◆ WORK INSTRUCTIONS
Every entry must be repeated exactly. Exclude all pictures.

################

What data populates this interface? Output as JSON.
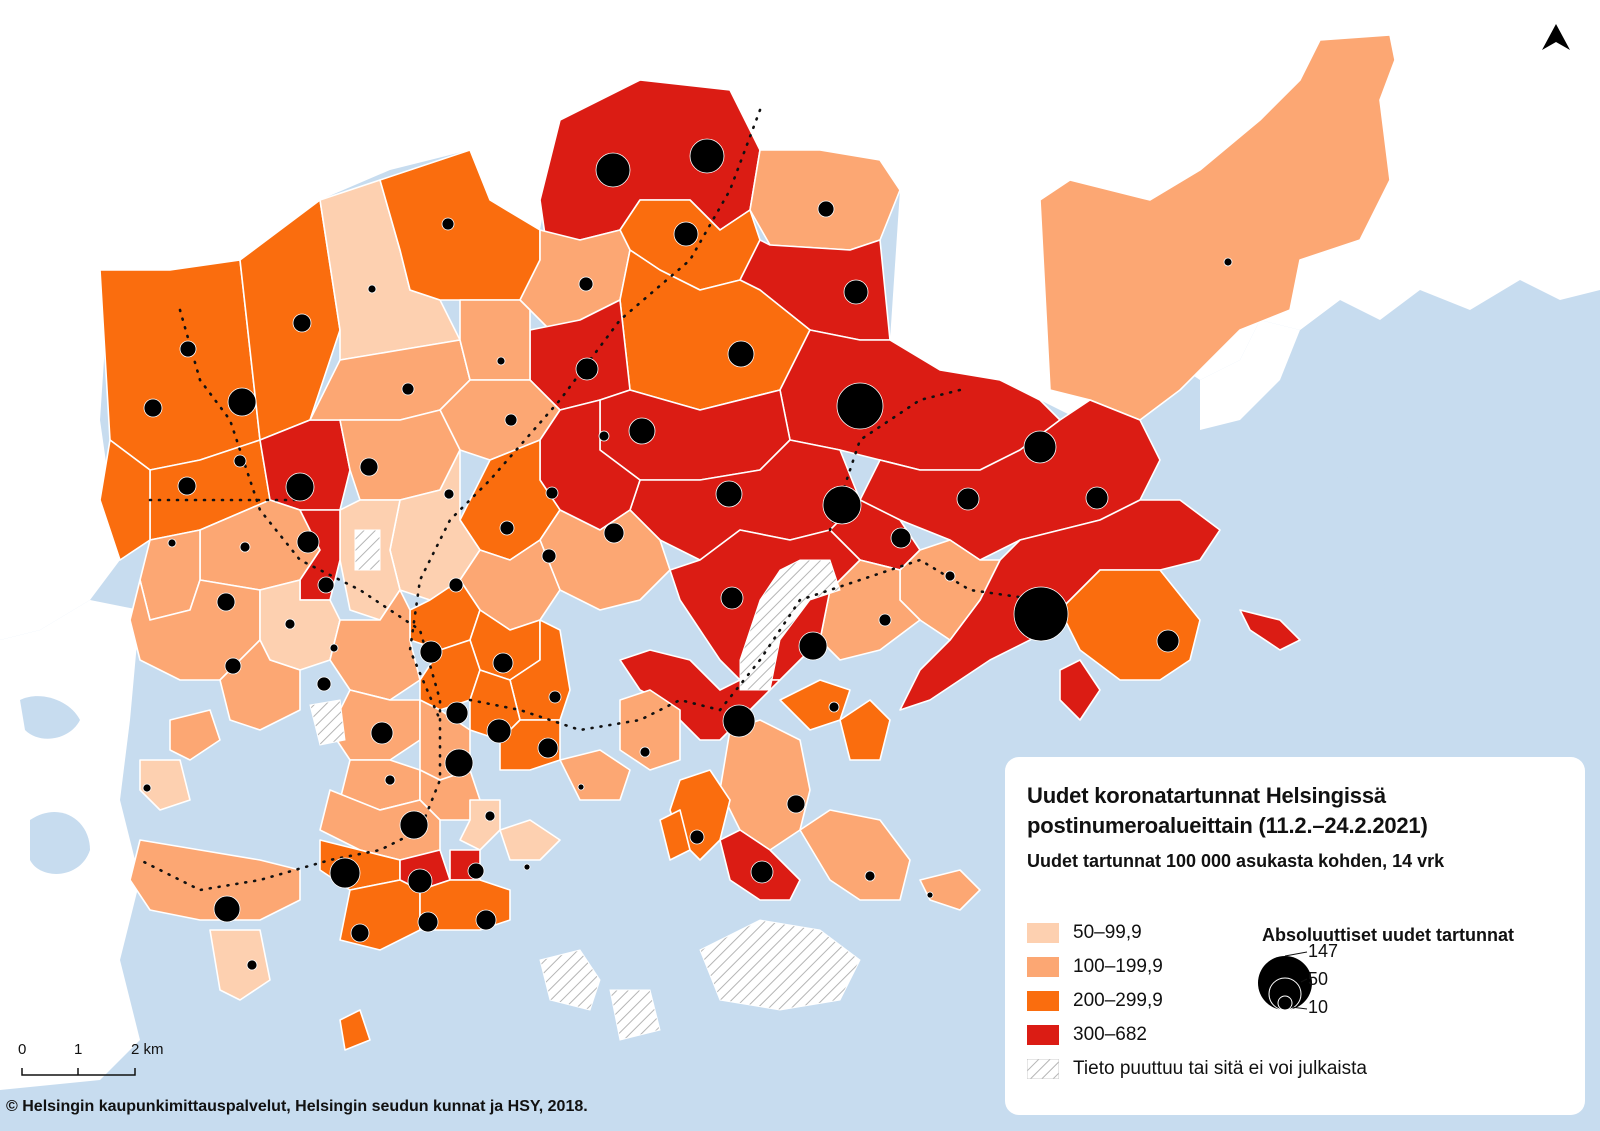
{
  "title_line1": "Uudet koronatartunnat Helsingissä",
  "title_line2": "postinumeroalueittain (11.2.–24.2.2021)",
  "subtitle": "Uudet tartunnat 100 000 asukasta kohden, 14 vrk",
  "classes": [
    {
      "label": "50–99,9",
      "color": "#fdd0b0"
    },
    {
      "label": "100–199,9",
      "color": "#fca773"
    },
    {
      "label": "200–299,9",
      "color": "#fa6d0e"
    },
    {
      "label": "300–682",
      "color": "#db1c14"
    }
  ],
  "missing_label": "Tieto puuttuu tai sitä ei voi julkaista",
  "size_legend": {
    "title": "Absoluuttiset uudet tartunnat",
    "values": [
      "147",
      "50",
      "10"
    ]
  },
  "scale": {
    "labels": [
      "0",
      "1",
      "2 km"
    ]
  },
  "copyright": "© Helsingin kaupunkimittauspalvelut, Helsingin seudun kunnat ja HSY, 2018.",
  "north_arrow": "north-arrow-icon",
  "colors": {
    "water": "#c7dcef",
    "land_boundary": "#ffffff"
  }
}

################

◆ SOLUTION TO THIS TASK
What data populates this interface? Output as JSON.
{
  "title_line1": "Uudet koronatartunnat Helsingissä",
  "title_line2": "postinumeroalueittain (11.2.–24.2.2021)",
  "subtitle": "Uudet tartunnat 100 000 asukasta kohden, 14 vrk",
  "classes": [
    {
      "label": "50–99,9",
      "color": "#fdd0b0"
    },
    {
      "label": "100–199,9",
      "color": "#fca773"
    },
    {
      "label": "200–299,9",
      "color": "#fa6d0e"
    },
    {
      "label": "300–682",
      "color": "#db1c14"
    }
  ],
  "missing_label": "Tieto puuttuu tai sitä ei voi julkaista",
  "size_legend": {
    "title": "Absoluuttiset uudet tartunnat",
    "values": [
      "147",
      "50",
      "10"
    ]
  },
  "scale": {
    "labels": [
      "0",
      "1",
      "2 km"
    ]
  },
  "copyright": "© Helsingin kaupunkimittauspalvelut, Helsingin seudun kunnat ja HSY, 2018.",
  "north_arrow": "north-arrow-icon",
  "colors": {
    "water": "#c7dcef",
    "land_boundary": "#ffffff"
  }
}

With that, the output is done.